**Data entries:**
-- START --

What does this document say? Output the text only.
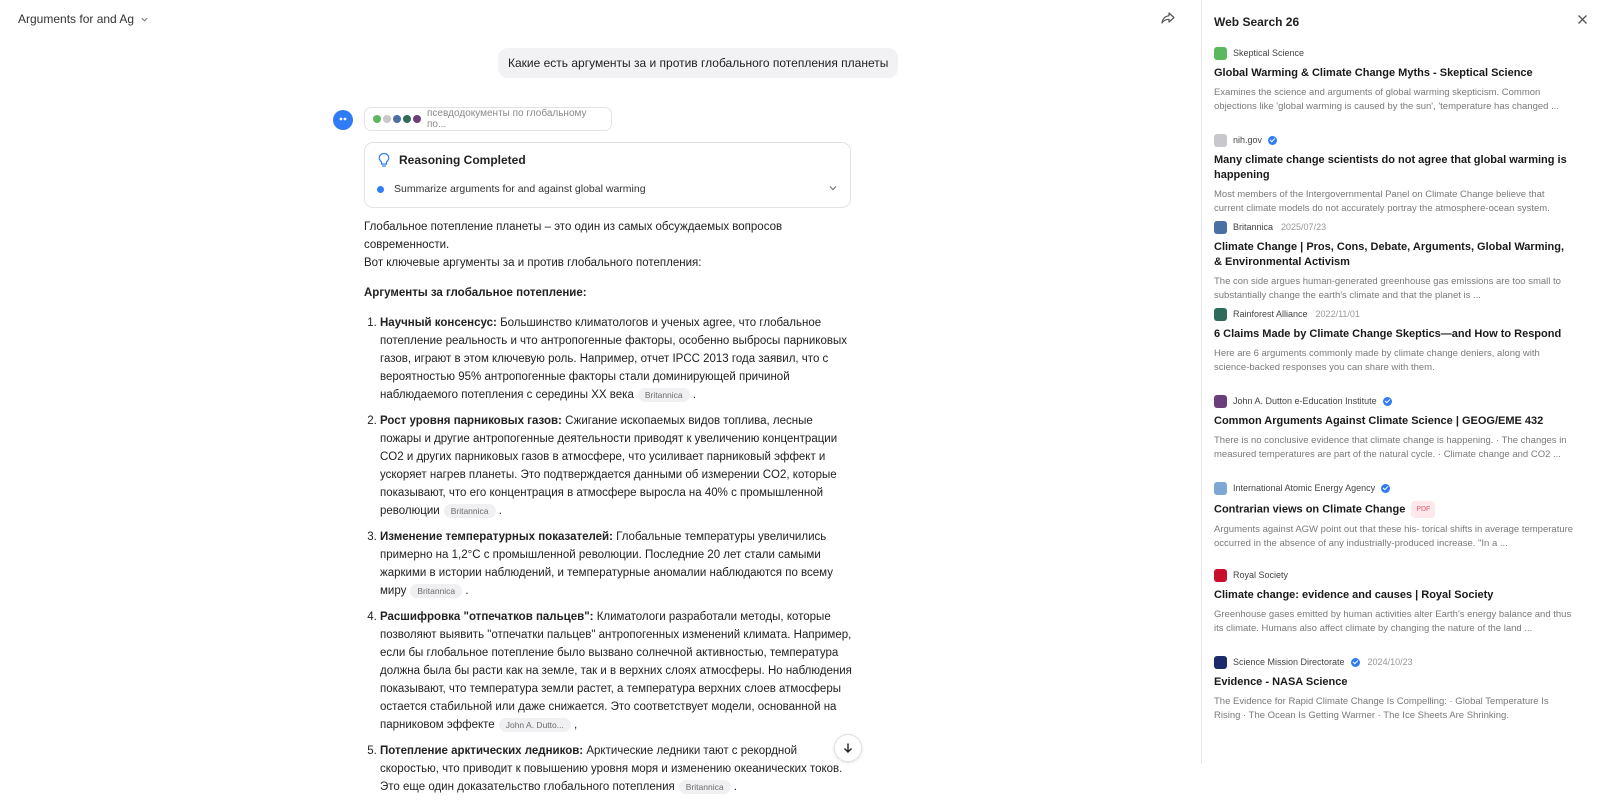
Arguments for and Ag
Какие есть аргументы за и против глобального потепления планеты
псевдодокументы по глобальному по...
Reasoning Completed
Summarize arguments for and against global warming

Глобальное потепление планеты – это один из самых обсуждаемых вопросов современности.

Вот ключевые аргументы за и против глобального потепления:

Аргументы за глобальное потепление:

1. Научный консенсус: Большинство климатологов и ученых agree, что глобальное потепление реальность и что антропогенные факторы, особенно выбросы парниковых газов, играют в этом ключевую роль. Например, отчет IPCC 2013 года заявил, что с вероятностью 95% антропогенные факторы стали доминирующей причиной наблюдаемого потепления с середины XX века Britannica .
2. Рост уровня парниковых газов: Сжигание ископаемых видов топлива, лесные пожары и другие антропогенные деятельности приводят к увеличению концентрации CO2 и других парниковых газов в атмосфере, что усиливает парниковый эффект и ускоряет нагрев планеты. Это подтверждается данными об измерении CO2, которые показывают, что его концентрация в атмосфере выросла на 40% с промышленной революции Britannica .
3. Изменение температурных показателей: Глобальные температуры увеличились примерно на 1,2°C с промышленной революции. Последние 20 лет стали самыми жаркими в истории наблюдений, и температурные аномалии наблюдаются по всему миру Britannica .
4. Расшифровка "отпечатков пальцев": Климатологи разработали методы, которые позволяют выявить "отпечатки пальцев" антропогенных изменений климата. Например, если бы глобальное потепление было вызвано солнечной активностью, температура должна была бы расти как на земле, так и в верхних слоях атмосферы. Но наблюдения показывают, что температура земли растет, а температура верхних слоев атмосферы остается стабильной или даже снижается. Это соответствует модели, основанной на парниковом эффекте John A. Dutto... ,
5. Потепление арктических ледников: Арктические ледники тают с рекордной скоростью, что приводит к повышению уровня моря и изменению океанических токов. Это еще один доказательство глобального потепления Britannica .
Web Search 26
Skeptical Science
Global Warming & Climate Change Myths - Skeptical Science
Examines the science and arguments of global warming skepticism. Common objections like 'global warming is caused by the sun', 'temperature has changed ...
nih.gov
Many climate change scientists do not agree that global warming is happening
Most members of the Intergovernmental Panel on Climate Change believe that current climate models do not accurately portray the atmosphere-ocean system.
Britannica 2025/07/23
Climate Change | Pros, Cons, Debate, Arguments, Global Warming, & Environmental Activism
The con side argues human-generated greenhouse gas emissions are too small to substantially change the earth's climate and that the planet is ...
Rainforest Alliance 2022/11/01
6 Claims Made by Climate Change Skeptics—and How to Respond
Here are 6 arguments commonly made by climate change deniers, along with science-backed responses you can share with them.
John A. Dutton e-Education Institute
Common Arguments Against Climate Science | GEOG/EME 432
There is no conclusive evidence that climate change is happening. · The changes in measured temperatures are part of the natural cycle. · Climate change and CO2 ...
International Atomic Energy Agency
Contrarian views on Climate Change PDF
Arguments against AGW point out that these his- torical shifts in average temperature occurred in the absence of any industrially-produced increase. "In a ...
Royal Society
Climate change: evidence and causes | Royal Society
Greenhouse gases emitted by human activities alter Earth's energy balance and thus its climate. Humans also affect climate by changing the nature of the land ...
Science Mission Directorate	2024/10/23
Evidence - NASA Science
The Evidence for Rapid Climate Change Is Compelling: · Global Temperature Is Rising · The Ocean Is Getting Warmer · The Ice Sheets Are Shrinking.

-- END --

**To be done:**
Exclude all images and restate the records above word for word.

**The reply:**
What does this document say? Output the text only.
Arguments for and Ag
Какие есть аргументы за и против глобального потепления планеты
псевдодокументы по глобальному по...
Reasoning Completed
Summarize arguments for and against global warming

Глобальное потепление планеты – это один из самых обсуждаемых вопросов современности.

Вот ключевые аргументы за и против глобального потепления:

Аргументы за глобальное потепление:

1. Научный консенсус: Большинство климатологов и ученых agree, что глобальное потепление реальность и что антропогенные факторы, особенно выбросы парниковых газов, играют в этом ключевую роль. Например, отчет IPCC 2013 года заявил, что с вероятностью 95% антропогенные факторы стали доминирующей причиной наблюдаемого потепления с середины XX века Britannica .
2. Рост уровня парниковых газов: Сжигание ископаемых видов топлива, лесные пожары и другие антропогенные деятельности приводят к увеличению концентрации CO2 и других парниковых газов в атмосфере, что усиливает парниковый эффект и ускоряет нагрев планеты. Это подтверждается данными об измерении CO2, которые показывают, что его концентрация в атмосфере выросла на 40% с промышленной революции Britannica .
3. Изменение температурных показателей: Глобальные температуры увеличились примерно на 1,2°C с промышленной революции. Последние 20 лет стали самыми жаркими в истории наблюдений, и температурные аномалии наблюдаются по всему миру Britannica .
4. Расшифровка "отпечатков пальцев": Климатологи разработали методы, которые позволяют выявить "отпечатки пальцев" антропогенных изменений климата. Например, если бы глобальное потепление было вызвано солнечной активностью, температура должна была бы расти как на земле, так и в верхних слоях атмосферы. Но наблюдения показывают, что температура земли растет, а температура верхних слоев атмосферы остается стабильной или даже снижается. Это соответствует модели, основанной на парниковом эффекте John A. Dutto... ,
5. Потепление арктических ледников: Арктические ледники тают с рекордной скоростью, что приводит к повышению уровня моря и изменению океанических токов. Это еще один доказательство глобального потепления Britannica .
Web Search 26
Skeptical Science
Global Warming & Climate Change Myths - Skeptical Science
Examines the science and arguments of global warming skepticism. Common objections like 'global warming is caused by the sun', 'temperature has changed ...
nih.gov
Many climate change scientists do not agree that global warming is happening
Most members of the Intergovernmental Panel on Climate Change believe that current climate models do not accurately portray the atmosphere-ocean system.
Britannica 2025/07/23
Climate Change | Pros, Cons, Debate, Arguments, Global Warming, & Environmental Activism
The con side argues human-generated greenhouse gas emissions are too small to substantially change the earth's climate and that the planet is ...
Rainforest Alliance 2022/11/01
6 Claims Made by Climate Change Skeptics—and How to Respond
Here are 6 arguments commonly made by climate change deniers, along with science-backed responses you can share with them.
John A. Dutton e-Education Institute
Common Arguments Against Climate Science | GEOG/EME 432
There is no conclusive evidence that climate change is happening. · The changes in measured temperatures are part of the natural cycle. · Climate change and CO2 ...
International Atomic Energy Agency
Contrarian views on Climate Change PDF
Arguments against AGW point out that these his- torical shifts in average temperature occurred in the absence of any industrially-produced increase. "In a ...
Royal Society
Climate change: evidence and causes | Royal Society
Greenhouse gases emitted by human activities alter Earth's energy balance and thus its climate. Humans also affect climate by changing the nature of the land ...
Science Mission Directorate	2024/10/23
Evidence - NASA Science
The Evidence for Rapid Climate Change Is Compelling: · Global Temperature Is Rising · The Ocean Is Getting Warmer · The Ice Sheets Are Shrinking.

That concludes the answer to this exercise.